# Brief
Repeat the data verbatim.

(Extracted data entries)
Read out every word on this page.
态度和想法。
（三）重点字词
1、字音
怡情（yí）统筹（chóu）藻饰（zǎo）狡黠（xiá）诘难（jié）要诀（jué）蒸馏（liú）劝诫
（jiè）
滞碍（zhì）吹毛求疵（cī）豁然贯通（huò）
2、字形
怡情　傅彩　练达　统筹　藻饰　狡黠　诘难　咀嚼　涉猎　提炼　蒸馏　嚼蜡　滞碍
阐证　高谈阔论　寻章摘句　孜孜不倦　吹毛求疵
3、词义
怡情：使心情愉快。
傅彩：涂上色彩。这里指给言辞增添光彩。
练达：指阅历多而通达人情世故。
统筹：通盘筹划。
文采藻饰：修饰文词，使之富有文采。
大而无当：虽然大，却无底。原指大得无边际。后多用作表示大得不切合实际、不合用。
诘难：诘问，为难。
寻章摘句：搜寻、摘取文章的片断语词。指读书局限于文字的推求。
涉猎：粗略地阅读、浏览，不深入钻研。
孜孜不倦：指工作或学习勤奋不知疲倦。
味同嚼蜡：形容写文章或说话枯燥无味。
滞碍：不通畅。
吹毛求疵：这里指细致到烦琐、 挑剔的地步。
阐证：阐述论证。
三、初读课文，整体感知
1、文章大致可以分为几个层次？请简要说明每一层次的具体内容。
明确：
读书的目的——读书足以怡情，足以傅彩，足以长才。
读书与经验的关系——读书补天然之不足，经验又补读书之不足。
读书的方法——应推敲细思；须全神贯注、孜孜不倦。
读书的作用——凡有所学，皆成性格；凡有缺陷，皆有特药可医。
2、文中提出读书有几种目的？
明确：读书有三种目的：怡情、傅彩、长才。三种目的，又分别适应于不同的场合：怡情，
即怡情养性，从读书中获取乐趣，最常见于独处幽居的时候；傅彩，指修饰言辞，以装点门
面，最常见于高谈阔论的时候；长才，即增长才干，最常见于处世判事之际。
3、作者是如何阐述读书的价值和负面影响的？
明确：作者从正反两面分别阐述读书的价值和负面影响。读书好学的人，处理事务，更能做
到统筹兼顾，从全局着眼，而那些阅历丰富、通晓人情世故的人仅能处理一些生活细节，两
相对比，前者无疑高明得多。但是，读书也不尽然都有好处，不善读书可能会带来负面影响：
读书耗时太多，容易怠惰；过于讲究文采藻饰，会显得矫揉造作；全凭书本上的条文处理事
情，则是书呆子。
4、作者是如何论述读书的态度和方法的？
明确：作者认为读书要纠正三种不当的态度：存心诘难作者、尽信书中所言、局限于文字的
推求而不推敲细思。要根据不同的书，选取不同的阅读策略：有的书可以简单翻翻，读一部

# Solved exercise
Read out every word on this page.
态度和想法。
（三）重点字词
1、字音
怡情（yí）统筹（chóu）藻饰（zǎo）狡黠（xiá）诘难（jié）要诀（jué）蒸馏（liú）劝诫
（jiè）
滞碍（zhì）吹毛求疵（cī）豁然贯通（huò）
2、字形
怡情　傅彩　练达　统筹　藻饰　狡黠　诘难　咀嚼　涉猎　提炼　蒸馏　嚼蜡　滞碍
阐证　高谈阔论　寻章摘句　孜孜不倦　吹毛求疵
3、词义
怡情：使心情愉快。
傅彩：涂上色彩。这里指给言辞增添光彩。
练达：指阅历多而通达人情世故。
统筹：通盘筹划。
文采藻饰：修饰文词，使之富有文采。
大而无当：虽然大，却无底。原指大得无边际。后多用作表示大得不切合实际、不合用。
诘难：诘问，为难。
寻章摘句：搜寻、摘取文章的片断语词。指读书局限于文字的推求。
涉猎：粗略地阅读、浏览，不深入钻研。
孜孜不倦：指工作或学习勤奋不知疲倦。
味同嚼蜡：形容写文章或说话枯燥无味。
滞碍：不通畅。
吹毛求疵：这里指细致到烦琐、 挑剔的地步。
阐证：阐述论证。
三、初读课文，整体感知
1、文章大致可以分为几个层次？请简要说明每一层次的具体内容。
明确：
读书的目的——读书足以怡情，足以傅彩，足以长才。
读书与经验的关系——读书补天然之不足，经验又补读书之不足。
读书的方法——应推敲细思；须全神贯注、孜孜不倦。
读书的作用——凡有所学，皆成性格；凡有缺陷，皆有特药可医。
2、文中提出读书有几种目的？
明确：读书有三种目的：怡情、傅彩、长才。三种目的，又分别适应于不同的场合：怡情，
即怡情养性，从读书中获取乐趣，最常见于独处幽居的时候；傅彩，指修饰言辞，以装点门
面，最常见于高谈阔论的时候；长才，即增长才干，最常见于处世判事之际。
3、作者是如何阐述读书的价值和负面影响的？
明确：作者从正反两面分别阐述读书的价值和负面影响。读书好学的人，处理事务，更能做
到统筹兼顾，从全局着眼，而那些阅历丰富、通晓人情世故的人仅能处理一些生活细节，两
相对比，前者无疑高明得多。但是，读书也不尽然都有好处，不善读书可能会带来负面影响：
读书耗时太多，容易怠惰；过于讲究文采藻饰，会显得矫揉造作；全凭书本上的条文处理事
情，则是书呆子。
4、作者是如何论述读书的态度和方法的？
明确：作者认为读书要纠正三种不当的态度：存心诘难作者、尽信书中所言、局限于文字的
推求而不推敲细思。要根据不同的书，选取不同的阅读策略：有的书可以简单翻翻，读一部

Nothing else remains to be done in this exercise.